• [MATERIAL FOR THE TASK]

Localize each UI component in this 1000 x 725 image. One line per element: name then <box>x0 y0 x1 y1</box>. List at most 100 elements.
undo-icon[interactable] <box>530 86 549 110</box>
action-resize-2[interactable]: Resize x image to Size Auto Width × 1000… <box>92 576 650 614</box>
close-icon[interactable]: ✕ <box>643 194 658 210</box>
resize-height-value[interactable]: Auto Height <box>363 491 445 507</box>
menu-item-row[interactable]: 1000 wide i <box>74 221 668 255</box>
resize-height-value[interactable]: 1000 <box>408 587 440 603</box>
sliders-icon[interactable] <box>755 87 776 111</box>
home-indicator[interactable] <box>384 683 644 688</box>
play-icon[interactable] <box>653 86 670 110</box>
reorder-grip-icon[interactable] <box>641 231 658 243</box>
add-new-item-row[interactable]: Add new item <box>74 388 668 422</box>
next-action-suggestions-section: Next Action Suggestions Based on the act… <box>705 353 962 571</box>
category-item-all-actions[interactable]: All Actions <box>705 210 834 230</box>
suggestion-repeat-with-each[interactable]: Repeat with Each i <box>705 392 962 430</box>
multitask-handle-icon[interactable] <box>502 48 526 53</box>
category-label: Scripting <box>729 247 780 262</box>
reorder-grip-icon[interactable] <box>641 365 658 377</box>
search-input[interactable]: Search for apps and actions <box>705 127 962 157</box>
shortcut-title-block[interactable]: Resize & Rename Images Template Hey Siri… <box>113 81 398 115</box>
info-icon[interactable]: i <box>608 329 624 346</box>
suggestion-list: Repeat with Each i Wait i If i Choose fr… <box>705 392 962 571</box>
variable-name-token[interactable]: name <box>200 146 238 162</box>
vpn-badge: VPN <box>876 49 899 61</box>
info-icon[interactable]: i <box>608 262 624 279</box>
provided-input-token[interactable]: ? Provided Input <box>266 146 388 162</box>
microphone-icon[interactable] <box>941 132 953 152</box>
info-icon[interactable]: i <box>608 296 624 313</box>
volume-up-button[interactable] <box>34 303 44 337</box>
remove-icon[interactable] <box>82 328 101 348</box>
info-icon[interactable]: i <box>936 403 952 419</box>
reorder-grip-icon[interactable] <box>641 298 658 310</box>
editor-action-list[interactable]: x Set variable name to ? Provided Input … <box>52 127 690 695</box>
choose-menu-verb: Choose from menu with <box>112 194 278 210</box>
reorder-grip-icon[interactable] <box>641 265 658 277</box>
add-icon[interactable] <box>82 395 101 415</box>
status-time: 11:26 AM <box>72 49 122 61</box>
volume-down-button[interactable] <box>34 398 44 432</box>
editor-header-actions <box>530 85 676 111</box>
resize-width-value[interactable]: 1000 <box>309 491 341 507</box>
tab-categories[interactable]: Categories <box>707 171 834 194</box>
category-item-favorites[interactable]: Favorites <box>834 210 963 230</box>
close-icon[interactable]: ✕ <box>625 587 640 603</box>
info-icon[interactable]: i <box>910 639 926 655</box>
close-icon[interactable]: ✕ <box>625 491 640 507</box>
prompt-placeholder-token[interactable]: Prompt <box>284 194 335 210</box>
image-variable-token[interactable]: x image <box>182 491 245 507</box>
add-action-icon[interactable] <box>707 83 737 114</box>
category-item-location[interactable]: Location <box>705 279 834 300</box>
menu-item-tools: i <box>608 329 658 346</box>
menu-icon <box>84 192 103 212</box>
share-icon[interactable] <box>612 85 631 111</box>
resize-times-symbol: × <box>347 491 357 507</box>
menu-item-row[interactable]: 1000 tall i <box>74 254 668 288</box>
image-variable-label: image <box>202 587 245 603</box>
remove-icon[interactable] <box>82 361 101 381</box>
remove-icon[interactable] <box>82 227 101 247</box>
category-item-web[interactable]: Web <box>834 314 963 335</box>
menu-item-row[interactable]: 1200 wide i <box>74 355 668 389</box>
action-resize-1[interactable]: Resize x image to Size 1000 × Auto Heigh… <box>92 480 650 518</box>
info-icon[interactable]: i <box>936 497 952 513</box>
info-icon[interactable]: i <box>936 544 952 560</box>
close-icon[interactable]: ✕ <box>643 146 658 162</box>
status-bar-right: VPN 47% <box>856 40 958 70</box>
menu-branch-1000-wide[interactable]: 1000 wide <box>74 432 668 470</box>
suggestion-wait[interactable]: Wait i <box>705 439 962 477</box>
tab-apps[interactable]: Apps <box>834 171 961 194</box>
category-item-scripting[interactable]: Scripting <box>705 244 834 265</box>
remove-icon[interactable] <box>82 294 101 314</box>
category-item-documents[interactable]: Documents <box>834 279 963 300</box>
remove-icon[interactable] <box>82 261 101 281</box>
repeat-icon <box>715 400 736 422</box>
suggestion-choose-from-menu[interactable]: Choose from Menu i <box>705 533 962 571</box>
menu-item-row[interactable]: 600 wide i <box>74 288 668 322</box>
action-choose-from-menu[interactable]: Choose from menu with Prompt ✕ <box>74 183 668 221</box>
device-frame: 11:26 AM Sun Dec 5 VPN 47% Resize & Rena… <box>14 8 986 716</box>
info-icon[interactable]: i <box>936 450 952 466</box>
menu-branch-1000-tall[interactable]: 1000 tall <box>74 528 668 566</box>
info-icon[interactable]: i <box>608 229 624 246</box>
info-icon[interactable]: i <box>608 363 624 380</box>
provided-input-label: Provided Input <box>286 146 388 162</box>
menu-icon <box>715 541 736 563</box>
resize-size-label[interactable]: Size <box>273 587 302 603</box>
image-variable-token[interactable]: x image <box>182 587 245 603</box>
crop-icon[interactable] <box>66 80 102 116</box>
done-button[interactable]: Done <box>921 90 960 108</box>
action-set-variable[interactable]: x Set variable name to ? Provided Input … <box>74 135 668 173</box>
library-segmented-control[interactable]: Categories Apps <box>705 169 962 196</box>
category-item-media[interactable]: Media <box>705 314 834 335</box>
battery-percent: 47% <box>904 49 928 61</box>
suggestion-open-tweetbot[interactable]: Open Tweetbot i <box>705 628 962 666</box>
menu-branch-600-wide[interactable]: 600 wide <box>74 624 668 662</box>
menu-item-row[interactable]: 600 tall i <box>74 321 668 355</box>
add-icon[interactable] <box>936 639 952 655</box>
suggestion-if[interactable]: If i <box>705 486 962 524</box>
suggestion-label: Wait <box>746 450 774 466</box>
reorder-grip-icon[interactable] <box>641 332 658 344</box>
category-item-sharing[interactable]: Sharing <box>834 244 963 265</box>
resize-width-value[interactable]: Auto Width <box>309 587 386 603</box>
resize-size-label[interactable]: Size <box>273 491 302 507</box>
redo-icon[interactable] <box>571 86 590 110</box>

• [EXERCISE OBJECTIVE]
Pick out every line of the records that contains the word "Categories", and copy each one. Case counts.

• [REPLY]
tab-categories[interactable]: Categories <box>707 171 834 194</box>
library-segmented-control[interactable]: Categories Apps <box>705 169 962 196</box>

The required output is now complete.